### Provided data
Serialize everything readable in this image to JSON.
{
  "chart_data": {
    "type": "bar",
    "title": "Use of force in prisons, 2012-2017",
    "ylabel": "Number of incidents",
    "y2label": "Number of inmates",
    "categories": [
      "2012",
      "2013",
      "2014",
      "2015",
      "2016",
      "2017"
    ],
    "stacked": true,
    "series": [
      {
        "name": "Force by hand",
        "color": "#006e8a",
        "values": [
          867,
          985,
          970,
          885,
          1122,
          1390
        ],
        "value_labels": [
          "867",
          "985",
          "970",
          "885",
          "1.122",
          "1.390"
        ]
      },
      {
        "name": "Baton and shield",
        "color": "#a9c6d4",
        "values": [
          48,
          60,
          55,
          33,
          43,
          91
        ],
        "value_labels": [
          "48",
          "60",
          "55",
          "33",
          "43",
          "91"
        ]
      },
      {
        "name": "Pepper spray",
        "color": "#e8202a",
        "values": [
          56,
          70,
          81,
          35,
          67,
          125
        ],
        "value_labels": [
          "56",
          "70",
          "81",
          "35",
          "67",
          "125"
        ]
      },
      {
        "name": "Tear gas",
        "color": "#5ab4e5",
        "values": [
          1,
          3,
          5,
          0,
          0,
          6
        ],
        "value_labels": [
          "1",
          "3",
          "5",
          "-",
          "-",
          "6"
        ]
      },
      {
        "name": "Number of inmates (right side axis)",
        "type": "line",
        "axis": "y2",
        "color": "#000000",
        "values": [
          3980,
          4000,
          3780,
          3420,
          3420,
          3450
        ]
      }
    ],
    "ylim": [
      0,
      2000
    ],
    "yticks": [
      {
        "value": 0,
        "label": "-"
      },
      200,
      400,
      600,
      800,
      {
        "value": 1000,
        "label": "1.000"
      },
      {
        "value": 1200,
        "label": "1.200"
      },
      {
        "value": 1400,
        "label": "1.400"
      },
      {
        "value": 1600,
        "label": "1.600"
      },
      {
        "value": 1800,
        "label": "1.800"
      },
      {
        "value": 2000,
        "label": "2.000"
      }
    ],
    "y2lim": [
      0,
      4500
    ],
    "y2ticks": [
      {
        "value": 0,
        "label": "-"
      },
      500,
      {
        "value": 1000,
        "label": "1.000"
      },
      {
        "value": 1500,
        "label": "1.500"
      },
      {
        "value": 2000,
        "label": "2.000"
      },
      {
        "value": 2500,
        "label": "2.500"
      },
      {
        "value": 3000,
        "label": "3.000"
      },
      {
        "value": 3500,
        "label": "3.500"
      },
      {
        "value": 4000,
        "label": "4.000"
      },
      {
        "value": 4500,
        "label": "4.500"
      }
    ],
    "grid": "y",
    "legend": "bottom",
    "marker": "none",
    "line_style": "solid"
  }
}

### What the task asks
Please reproduce each record precisely as written.

### The solution
Serialize everything readable in this image to JSON.
{
  "chart_data": {
    "type": "bar",
    "title": "Use of force in prisons, 2012-2017",
    "ylabel": "Number of incidents",
    "y2label": "Number of inmates",
    "categories": [
      "2012",
      "2013",
      "2014",
      "2015",
      "2016",
      "2017"
    ],
    "stacked": true,
    "series": [
      {
        "name": "Force by hand",
        "color": "#006e8a",
        "values": [
          867,
          985,
          970,
          885,
          1122,
          1390
        ],
        "value_labels": [
          "867",
          "985",
          "970",
          "885",
          "1.122",
          "1.390"
        ]
      },
      {
        "name": "Baton and shield",
        "color": "#a9c6d4",
        "values": [
          48,
          60,
          55,
          33,
          43,
          91
        ],
        "value_labels": [
          "48",
          "60",
          "55",
          "33",
          "43",
          "91"
        ]
      },
      {
        "name": "Pepper spray",
        "color": "#e8202a",
        "values": [
          56,
          70,
          81,
          35,
          67,
          125
        ],
        "value_labels": [
          "56",
          "70",
          "81",
          "35",
          "67",
          "125"
        ]
      },
      {
        "name": "Tear gas",
        "color": "#5ab4e5",
        "values": [
          1,
          3,
          5,
          0,
          0,
          6
        ],
        "value_labels": [
          "1",
          "3",
          "5",
          "-",
          "-",
          "6"
        ]
      },
      {
        "name": "Number of inmates (right side axis)",
        "type": "line",
        "axis": "y2",
        "color": "#000000",
        "values": [
          3980,
          4000,
          3780,
          3420,
          3420,
          3450
        ]
      }
    ],
    "ylim": [
      0,
      2000
    ],
    "yticks": [
      {
        "value": 0,
        "label": "-"
      },
      200,
      400,
      600,
      800,
      {
        "value": 1000,
        "label": "1.000"
      },
      {
        "value": 1200,
        "label": "1.200"
      },
      {
        "value": 1400,
        "label": "1.400"
      },
      {
        "value": 1600,
        "label": "1.600"
      },
      {
        "value": 1800,
        "label": "1.800"
      },
      {
        "value": 2000,
        "label": "2.000"
      }
    ],
    "y2lim": [
      0,
      4500
    ],
    "y2ticks": [
      {
        "value": 0,
        "label": "-"
      },
      500,
      {
        "value": 1000,
        "label": "1.000"
      },
      {
        "value": 1500,
        "label": "1.500"
      },
      {
        "value": 2000,
        "label": "2.000"
      },
      {
        "value": 2500,
        "label": "2.500"
      },
      {
        "value": 3000,
        "label": "3.000"
      },
      {
        "value": 3500,
        "label": "3.500"
      },
      {
        "value": 4000,
        "label": "4.000"
      },
      {
        "value": 4500,
        "label": "4.500"
      }
    ],
    "grid": "y",
    "legend": "bottom",
    "marker": "none",
    "line_style": "solid"
  }
}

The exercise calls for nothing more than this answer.